__Items__
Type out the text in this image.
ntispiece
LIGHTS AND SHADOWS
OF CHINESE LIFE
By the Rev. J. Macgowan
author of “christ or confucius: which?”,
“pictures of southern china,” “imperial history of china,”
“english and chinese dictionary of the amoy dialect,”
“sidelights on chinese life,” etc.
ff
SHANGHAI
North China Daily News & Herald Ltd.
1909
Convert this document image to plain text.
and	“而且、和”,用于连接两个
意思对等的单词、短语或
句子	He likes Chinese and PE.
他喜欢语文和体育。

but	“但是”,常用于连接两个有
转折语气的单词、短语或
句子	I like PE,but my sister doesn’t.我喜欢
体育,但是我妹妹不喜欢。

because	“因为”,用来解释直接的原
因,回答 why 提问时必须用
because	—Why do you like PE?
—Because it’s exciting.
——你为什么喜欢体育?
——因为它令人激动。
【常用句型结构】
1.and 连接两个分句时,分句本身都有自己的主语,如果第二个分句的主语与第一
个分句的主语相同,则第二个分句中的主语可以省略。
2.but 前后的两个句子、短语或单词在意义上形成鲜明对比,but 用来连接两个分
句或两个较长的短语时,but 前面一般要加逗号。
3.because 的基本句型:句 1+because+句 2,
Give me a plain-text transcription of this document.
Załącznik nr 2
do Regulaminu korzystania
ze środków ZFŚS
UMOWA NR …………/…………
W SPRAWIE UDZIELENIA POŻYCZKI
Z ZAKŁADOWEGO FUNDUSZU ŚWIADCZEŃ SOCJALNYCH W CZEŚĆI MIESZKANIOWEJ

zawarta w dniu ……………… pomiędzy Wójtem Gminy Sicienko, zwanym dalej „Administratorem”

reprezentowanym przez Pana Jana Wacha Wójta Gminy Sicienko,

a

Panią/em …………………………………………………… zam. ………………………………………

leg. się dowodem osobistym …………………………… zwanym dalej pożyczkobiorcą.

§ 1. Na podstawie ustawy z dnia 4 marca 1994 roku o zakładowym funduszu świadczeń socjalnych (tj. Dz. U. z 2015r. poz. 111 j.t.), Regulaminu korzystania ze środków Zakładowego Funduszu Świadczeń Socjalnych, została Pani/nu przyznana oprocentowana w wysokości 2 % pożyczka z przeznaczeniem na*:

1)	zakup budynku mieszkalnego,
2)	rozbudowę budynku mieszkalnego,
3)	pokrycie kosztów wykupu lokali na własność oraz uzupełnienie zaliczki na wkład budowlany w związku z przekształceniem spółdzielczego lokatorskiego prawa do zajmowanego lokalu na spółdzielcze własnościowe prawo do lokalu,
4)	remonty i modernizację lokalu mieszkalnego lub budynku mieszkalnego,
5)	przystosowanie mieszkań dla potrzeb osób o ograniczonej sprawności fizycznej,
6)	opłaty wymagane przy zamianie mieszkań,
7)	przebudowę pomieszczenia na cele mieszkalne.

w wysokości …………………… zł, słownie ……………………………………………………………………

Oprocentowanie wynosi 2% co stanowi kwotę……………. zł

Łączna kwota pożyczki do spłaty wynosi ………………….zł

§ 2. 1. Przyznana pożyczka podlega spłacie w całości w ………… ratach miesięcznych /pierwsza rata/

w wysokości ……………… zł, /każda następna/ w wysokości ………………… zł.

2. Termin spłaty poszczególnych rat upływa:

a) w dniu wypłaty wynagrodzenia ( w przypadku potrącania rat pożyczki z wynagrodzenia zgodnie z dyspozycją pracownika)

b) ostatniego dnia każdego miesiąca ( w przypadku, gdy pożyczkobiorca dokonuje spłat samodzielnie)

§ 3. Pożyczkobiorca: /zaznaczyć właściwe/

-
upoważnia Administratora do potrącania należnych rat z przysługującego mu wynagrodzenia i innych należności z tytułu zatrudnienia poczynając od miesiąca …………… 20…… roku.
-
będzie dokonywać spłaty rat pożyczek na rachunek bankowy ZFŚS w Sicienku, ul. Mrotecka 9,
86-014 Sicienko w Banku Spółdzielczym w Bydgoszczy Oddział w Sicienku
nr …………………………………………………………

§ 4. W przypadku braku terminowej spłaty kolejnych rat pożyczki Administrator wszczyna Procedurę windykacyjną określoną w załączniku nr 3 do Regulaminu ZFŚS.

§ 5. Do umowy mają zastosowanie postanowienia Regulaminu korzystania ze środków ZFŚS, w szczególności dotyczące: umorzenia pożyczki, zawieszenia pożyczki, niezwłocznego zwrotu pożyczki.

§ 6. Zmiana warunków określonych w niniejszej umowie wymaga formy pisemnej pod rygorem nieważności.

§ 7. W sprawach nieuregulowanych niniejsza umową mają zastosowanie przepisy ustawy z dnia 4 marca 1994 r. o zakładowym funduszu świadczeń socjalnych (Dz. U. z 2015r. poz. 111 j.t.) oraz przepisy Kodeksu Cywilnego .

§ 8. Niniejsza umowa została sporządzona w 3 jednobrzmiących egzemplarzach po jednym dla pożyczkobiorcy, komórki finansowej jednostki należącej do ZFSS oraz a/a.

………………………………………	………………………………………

__The task__
Output the records verbatim, from the first line to the last.

__Reply to the exercise__
Type out the text in this image.
ntispiece
LIGHTS AND SHADOWS
OF CHINESE LIFE
By the Rev. J. Macgowan
author of “christ or confucius: which?”,
“pictures of southern china,” “imperial history of china,”
“english and chinese dictionary of the amoy dialect,”
“sidelights on chinese life,” etc.
ff
SHANGHAI
North China Daily News & Herald Ltd.
1909
Convert this document image to plain text.
and	“而且、和”,用于连接两个
意思对等的单词、短语或
句子	He likes Chinese and PE.
他喜欢语文和体育。

but	“但是”,常用于连接两个有
转折语气的单词、短语或
句子	I like PE,but my sister doesn’t.我喜欢
体育,但是我妹妹不喜欢。

because	“因为”,用来解释直接的原
因,回答 why 提问时必须用
because	—Why do you like PE?
—Because it’s exciting.
——你为什么喜欢体育?
——因为它令人激动。
【常用句型结构】
1.and 连接两个分句时,分句本身都有自己的主语,如果第二个分句的主语与第一
个分句的主语相同,则第二个分句中的主语可以省略。
2.but 前后的两个句子、短语或单词在意义上形成鲜明对比,but 用来连接两个分
句或两个较长的短语时,but 前面一般要加逗号。
3.because 的基本句型:句 1+because+句 2,
Give me a plain-text transcription of this document.
Załącznik nr 2
do Regulaminu korzystania
ze środków ZFŚS
UMOWA NR …………/…………
W SPRAWIE UDZIELENIA POŻYCZKI
Z ZAKŁADOWEGO FUNDUSZU ŚWIADCZEŃ SOCJALNYCH W CZEŚĆI MIESZKANIOWEJ

zawarta w dniu ……………… pomiędzy Wójtem Gminy Sicienko, zwanym dalej „Administratorem”

reprezentowanym przez Pana Jana Wacha Wójta Gminy Sicienko,

a

Panią/em …………………………………………………… zam. ………………………………………

leg. się dowodem osobistym …………………………… zwanym dalej pożyczkobiorcą.

§ 1. Na podstawie ustawy z dnia 4 marca 1994 roku o zakładowym funduszu świadczeń socjalnych (tj. Dz. U. z 2015r. poz. 111 j.t.), Regulaminu korzystania ze środków Zakładowego Funduszu Świadczeń Socjalnych, została Pani/nu przyznana oprocentowana w wysokości 2 % pożyczka z przeznaczeniem na*:

1)	zakup budynku mieszkalnego,
2)	rozbudowę budynku mieszkalnego,
3)	pokrycie kosztów wykupu lokali na własność oraz uzupełnienie zaliczki na wkład budowlany w związku z przekształceniem spółdzielczego lokatorskiego prawa do zajmowanego lokalu na spółdzielcze własnościowe prawo do lokalu,
4)	remonty i modernizację lokalu mieszkalnego lub budynku mieszkalnego,
5)	przystosowanie mieszkań dla potrzeb osób o ograniczonej sprawności fizycznej,
6)	opłaty wymagane przy zamianie mieszkań,
7)	przebudowę pomieszczenia na cele mieszkalne.

w wysokości …………………… zł, słownie ……………………………………………………………………

Oprocentowanie wynosi 2% co stanowi kwotę……………. zł

Łączna kwota pożyczki do spłaty wynosi ………………….zł

§ 2. 1. Przyznana pożyczka podlega spłacie w całości w ………… ratach miesięcznych /pierwsza rata/

w wysokości ……………… zł, /każda następna/ w wysokości ………………… zł.

2. Termin spłaty poszczególnych rat upływa:

a) w dniu wypłaty wynagrodzenia ( w przypadku potrącania rat pożyczki z wynagrodzenia zgodnie z dyspozycją pracownika)

b) ostatniego dnia każdego miesiąca ( w przypadku, gdy pożyczkobiorca dokonuje spłat samodzielnie)

§ 3. Pożyczkobiorca: /zaznaczyć właściwe/

-
upoważnia Administratora do potrącania należnych rat z przysługującego mu wynagrodzenia i innych należności z tytułu zatrudnienia poczynając od miesiąca …………… 20…… roku.
-
będzie dokonywać spłaty rat pożyczek na rachunek bankowy ZFŚS w Sicienku, ul. Mrotecka 9,
86-014 Sicienko w Banku Spółdzielczym w Bydgoszczy Oddział w Sicienku
nr …………………………………………………………

§ 4. W przypadku braku terminowej spłaty kolejnych rat pożyczki Administrator wszczyna Procedurę windykacyjną określoną w załączniku nr 3 do Regulaminu ZFŚS.

§ 5. Do umowy mają zastosowanie postanowienia Regulaminu korzystania ze środków ZFŚS, w szczególności dotyczące: umorzenia pożyczki, zawieszenia pożyczki, niezwłocznego zwrotu pożyczki.

§ 6. Zmiana warunków określonych w niniejszej umowie wymaga formy pisemnej pod rygorem nieważności.

§ 7. W sprawach nieuregulowanych niniejsza umową mają zastosowanie przepisy ustawy z dnia 4 marca 1994 r. o zakładowym funduszu świadczeń socjalnych (Dz. U. z 2015r. poz. 111 j.t.) oraz przepisy Kodeksu Cywilnego .

§ 8. Niniejsza umowa została sporządzona w 3 jednobrzmiących egzemplarzach po jednym dla pożyczkobiorcy, komórki finansowej jednostki należącej do ZFSS oraz a/a.

………………………………………	………………………………………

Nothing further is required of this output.